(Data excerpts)
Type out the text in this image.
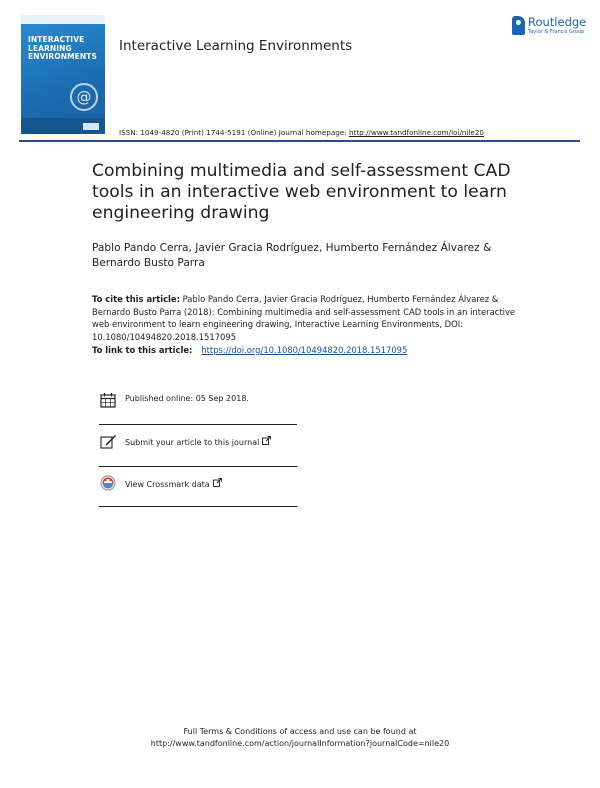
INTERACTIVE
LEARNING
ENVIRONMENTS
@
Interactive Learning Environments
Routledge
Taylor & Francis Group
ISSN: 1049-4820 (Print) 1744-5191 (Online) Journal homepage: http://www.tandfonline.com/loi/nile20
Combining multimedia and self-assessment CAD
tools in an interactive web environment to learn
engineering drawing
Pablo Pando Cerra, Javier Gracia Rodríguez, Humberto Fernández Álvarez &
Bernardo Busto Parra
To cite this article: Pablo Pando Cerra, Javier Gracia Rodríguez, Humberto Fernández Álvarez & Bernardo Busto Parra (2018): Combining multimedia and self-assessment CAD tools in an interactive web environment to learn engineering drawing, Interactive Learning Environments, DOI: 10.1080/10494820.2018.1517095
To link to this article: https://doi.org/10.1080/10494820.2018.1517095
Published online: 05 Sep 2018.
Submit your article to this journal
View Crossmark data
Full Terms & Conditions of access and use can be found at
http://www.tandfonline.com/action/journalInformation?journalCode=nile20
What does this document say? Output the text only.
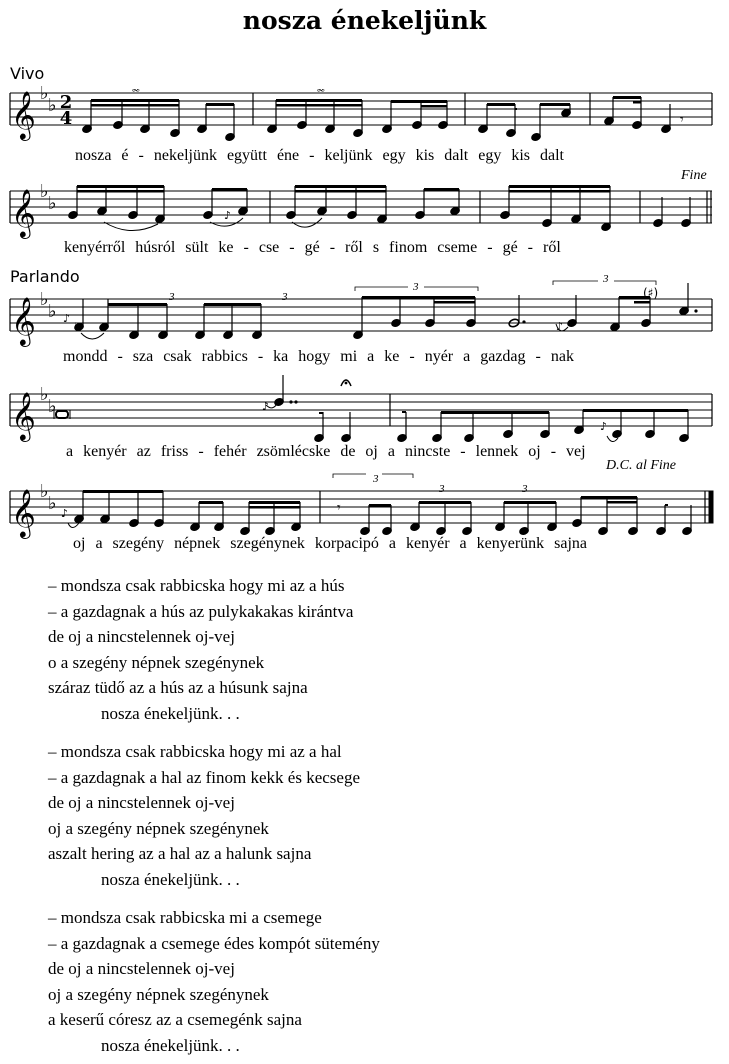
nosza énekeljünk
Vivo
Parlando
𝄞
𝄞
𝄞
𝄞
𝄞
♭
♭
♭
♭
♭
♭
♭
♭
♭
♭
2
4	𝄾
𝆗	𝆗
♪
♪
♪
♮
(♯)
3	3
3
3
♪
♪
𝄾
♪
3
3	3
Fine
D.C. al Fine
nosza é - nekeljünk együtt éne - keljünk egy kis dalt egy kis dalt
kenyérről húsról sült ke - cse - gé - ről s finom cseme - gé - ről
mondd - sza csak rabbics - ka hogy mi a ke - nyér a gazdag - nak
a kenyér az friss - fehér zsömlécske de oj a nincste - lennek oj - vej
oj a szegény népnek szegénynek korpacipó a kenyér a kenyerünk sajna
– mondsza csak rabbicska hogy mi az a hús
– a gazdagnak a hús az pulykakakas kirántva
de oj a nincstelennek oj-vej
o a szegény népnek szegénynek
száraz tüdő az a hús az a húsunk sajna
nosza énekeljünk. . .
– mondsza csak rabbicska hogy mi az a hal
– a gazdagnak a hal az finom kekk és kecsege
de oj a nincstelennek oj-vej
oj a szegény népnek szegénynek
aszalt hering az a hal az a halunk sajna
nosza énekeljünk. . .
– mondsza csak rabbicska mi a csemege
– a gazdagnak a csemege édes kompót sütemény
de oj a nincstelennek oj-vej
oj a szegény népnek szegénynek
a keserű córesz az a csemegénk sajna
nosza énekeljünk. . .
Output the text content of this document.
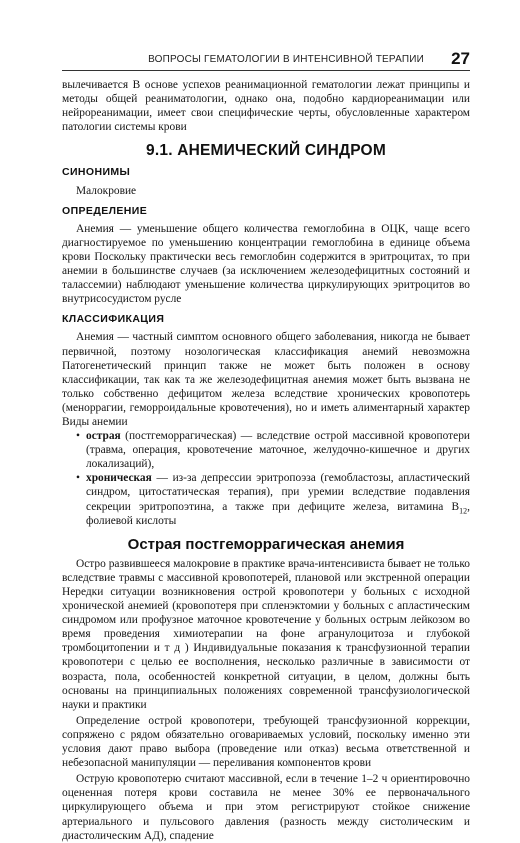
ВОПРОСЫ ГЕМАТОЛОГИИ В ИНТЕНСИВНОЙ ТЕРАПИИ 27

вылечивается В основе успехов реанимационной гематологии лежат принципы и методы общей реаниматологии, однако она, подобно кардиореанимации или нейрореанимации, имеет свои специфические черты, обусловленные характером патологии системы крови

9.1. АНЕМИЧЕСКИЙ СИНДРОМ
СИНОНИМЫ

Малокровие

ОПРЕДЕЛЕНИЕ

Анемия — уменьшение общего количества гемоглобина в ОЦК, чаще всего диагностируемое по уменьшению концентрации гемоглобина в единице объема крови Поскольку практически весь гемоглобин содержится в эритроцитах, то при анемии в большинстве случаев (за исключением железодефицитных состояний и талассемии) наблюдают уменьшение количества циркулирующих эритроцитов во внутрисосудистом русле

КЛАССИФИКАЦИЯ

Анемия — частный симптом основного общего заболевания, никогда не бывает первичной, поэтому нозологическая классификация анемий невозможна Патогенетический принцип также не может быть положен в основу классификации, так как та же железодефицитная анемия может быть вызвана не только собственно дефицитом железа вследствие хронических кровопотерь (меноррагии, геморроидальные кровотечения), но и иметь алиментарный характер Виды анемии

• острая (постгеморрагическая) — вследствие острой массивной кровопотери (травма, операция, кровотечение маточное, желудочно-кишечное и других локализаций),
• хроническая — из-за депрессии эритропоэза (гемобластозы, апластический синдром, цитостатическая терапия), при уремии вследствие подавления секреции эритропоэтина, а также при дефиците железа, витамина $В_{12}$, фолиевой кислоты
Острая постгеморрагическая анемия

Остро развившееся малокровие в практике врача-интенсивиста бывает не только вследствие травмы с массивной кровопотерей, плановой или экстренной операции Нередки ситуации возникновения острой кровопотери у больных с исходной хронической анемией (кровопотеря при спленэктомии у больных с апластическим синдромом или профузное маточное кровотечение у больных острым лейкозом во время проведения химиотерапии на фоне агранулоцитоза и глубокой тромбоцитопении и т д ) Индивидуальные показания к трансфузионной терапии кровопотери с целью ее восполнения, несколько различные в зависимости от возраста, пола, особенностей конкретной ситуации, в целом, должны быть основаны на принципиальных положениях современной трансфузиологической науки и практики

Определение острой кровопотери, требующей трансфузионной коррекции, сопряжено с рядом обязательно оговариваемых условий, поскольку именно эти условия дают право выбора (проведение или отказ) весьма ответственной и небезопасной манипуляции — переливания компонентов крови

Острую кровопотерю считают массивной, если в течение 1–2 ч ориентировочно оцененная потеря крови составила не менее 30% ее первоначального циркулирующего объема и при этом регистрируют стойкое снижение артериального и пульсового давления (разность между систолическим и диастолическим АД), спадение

:: Goal ::
For the entries above, count the lines that contain the string "Cerra", and state that number without further comment.

:: Worked solution ::
2